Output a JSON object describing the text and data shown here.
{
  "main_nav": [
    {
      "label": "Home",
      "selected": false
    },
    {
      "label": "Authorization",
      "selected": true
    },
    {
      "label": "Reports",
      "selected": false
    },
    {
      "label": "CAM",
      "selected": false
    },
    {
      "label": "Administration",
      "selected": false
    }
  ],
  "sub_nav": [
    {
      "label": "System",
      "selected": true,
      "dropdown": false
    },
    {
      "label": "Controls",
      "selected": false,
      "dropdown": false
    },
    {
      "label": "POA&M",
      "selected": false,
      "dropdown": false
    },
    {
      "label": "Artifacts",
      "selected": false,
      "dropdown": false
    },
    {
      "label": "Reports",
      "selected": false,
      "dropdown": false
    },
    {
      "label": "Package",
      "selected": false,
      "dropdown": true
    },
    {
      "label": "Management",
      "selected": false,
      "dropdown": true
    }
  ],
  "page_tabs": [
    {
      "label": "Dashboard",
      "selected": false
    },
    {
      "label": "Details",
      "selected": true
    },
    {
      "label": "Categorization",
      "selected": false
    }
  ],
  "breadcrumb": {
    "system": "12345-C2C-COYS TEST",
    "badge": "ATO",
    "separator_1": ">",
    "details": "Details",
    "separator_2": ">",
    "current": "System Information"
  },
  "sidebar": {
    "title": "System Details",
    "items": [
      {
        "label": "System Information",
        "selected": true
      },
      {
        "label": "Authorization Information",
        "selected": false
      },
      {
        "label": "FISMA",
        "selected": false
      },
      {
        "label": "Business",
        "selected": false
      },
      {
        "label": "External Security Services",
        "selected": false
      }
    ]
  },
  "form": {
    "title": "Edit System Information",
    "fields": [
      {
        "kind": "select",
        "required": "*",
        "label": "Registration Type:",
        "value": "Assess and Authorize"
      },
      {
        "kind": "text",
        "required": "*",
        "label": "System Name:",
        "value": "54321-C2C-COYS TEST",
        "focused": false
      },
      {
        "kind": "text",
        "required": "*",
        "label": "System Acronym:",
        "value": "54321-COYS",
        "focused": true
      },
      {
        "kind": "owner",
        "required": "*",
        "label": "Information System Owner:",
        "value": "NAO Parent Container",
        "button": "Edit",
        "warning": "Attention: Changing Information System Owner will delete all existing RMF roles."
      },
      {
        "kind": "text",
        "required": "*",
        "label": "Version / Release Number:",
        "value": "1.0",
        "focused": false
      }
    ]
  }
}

----

■ SET TASK ■
Find all lines where the word "Information" appears. Copy them.

■ RESULT FOR THIS TASK ■
    "current": "System Information"
        "label": "System Information",
        "label": "Authorization Information",
    "title": "Edit System Information",
        "label": "Information System Owner:",
        "warning": "Attention: Changing Information System Owner will delete all existing RMF roles."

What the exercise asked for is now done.